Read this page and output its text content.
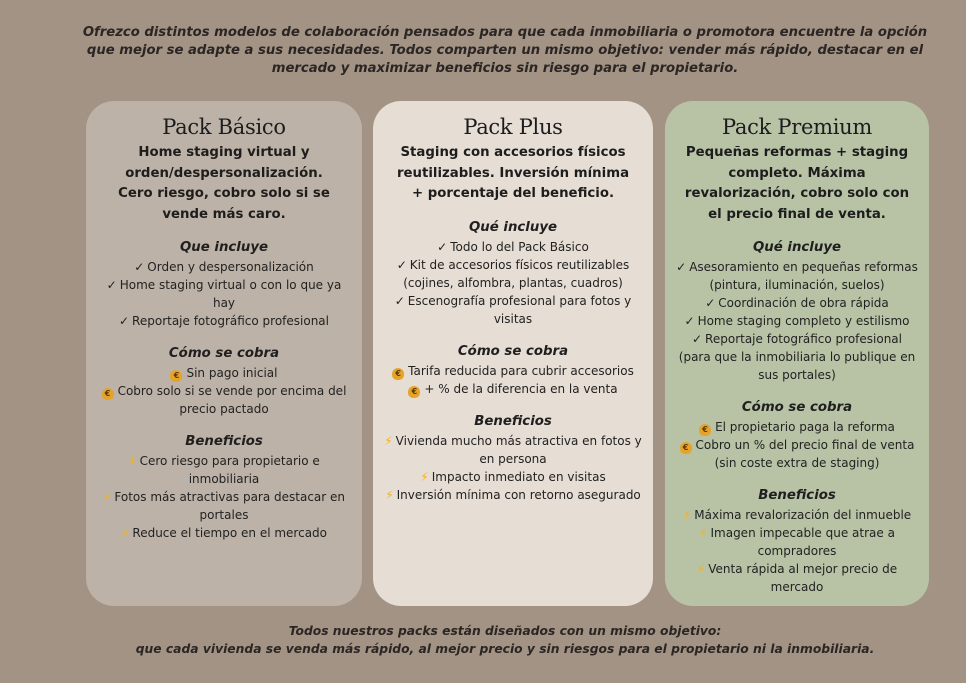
Ofrezco distintos modelos de colaboración pensados para que cada inmobiliaria o promotora encuentre la opción que mejor se adapte a sus necesidades. Todos comparten un mismo objetivo: vender más rápido, destacar en el mercado y maximizar beneficios sin riesgo para el propietario.
Pack Básico
Home staging virtual y orden/despersonalización. Cero riesgo, cobro solo si se vende más caro.
Que incluye
✓ Orden y despersonalización
✓ Home staging virtual o con lo que ya hay
✓ Reportaje fotográfico profesional
Cómo se cobra
€ Sin pago inicial
€ Cobro solo si se vende por encima del precio pactado
Beneficios
⚡ Cero riesgo para propietario e inmobiliaria
⚡ Fotos más atractivas para destacar en portales
⚡ Reduce el tiempo en el mercado
Pack Plus
Staging con accesorios físicos reutilizables. Inversión mínima + porcentaje del beneficio.
Qué incluye
✓ Todo lo del Pack Básico
✓ Kit de accesorios físicos reutilizables (cojines, alfombra, plantas, cuadros)
✓ Escenografía profesional para fotos y visitas
Cómo se cobra
€ Tarifa reducida para cubrir accesorios
€ + % de la diferencia en la venta
Beneficios
⚡ Vivienda mucho más atractiva en fotos y en persona
⚡ Impacto inmediato en visitas
⚡ Inversión mínima con retorno asegurado
Pack Premium
Pequeñas reformas + staging completo. Máxima revalorización, cobro solo con el precio final de venta.
Qué incluye
✓ Asesoramiento en pequeñas reformas (pintura, iluminación, suelos)
✓ Coordinación de obra rápida
✓ Home staging completo y estilismo
✓ Reportaje fotográfico profesional (para que la inmobiliaria lo publique en sus portales)
Cómo se cobra
€ El propietario paga la reforma
€ Cobro un % del precio final de venta (sin coste extra de staging)
Beneficios
⚡ Máxima revalorización del inmueble
⚡ Imagen impecable que atrae a compradores
⚡ Venta rápida al mejor precio de mercado
Todos nuestros packs están diseñados con un mismo objetivo:
que cada vivienda se venda más rápido, al mejor precio y sin riesgos para el propietario ni la inmobiliaria.
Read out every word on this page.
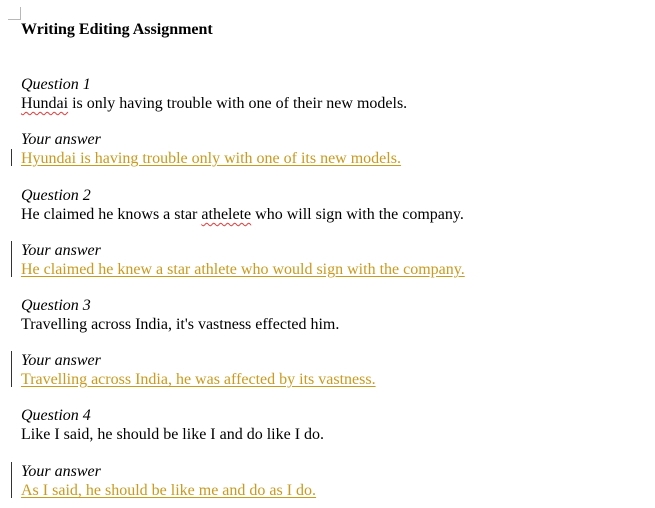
Writing Editing Assignment
Question 1
Hundai is only having trouble with one of their new models.
Your answer
Hyundai is having trouble only with one of its new models.
Question 2
He claimed he knows a star athelete who will sign with the company.
Your answer
He claimed he knew a star athlete who would sign with the company.
Question 3
Travelling across India, it's vastness effected him.
Your answer
Travelling across India, he was affected by its vastness.
Question 4
Like I said, he should be like I and do like I do.
Your answer
As I said, he should be like me and do as I do.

+ + +

Your goal >> Read through the data and copy every line where "rápido" shows up.

Complete output >>
Ofrezco distintos modelos de colaboración pensados para que cada inmobiliaria o promotora encuentre la opción que mejor se adapte a sus necesidades. Todos comparten un mismo objetivo: vender más rápido, destacar en el mercado y maximizar beneficios sin riesgo para el propietario.
que cada vivienda se venda más rápido, al mejor precio y sin riesgos para el propietario ni la inmobiliaria.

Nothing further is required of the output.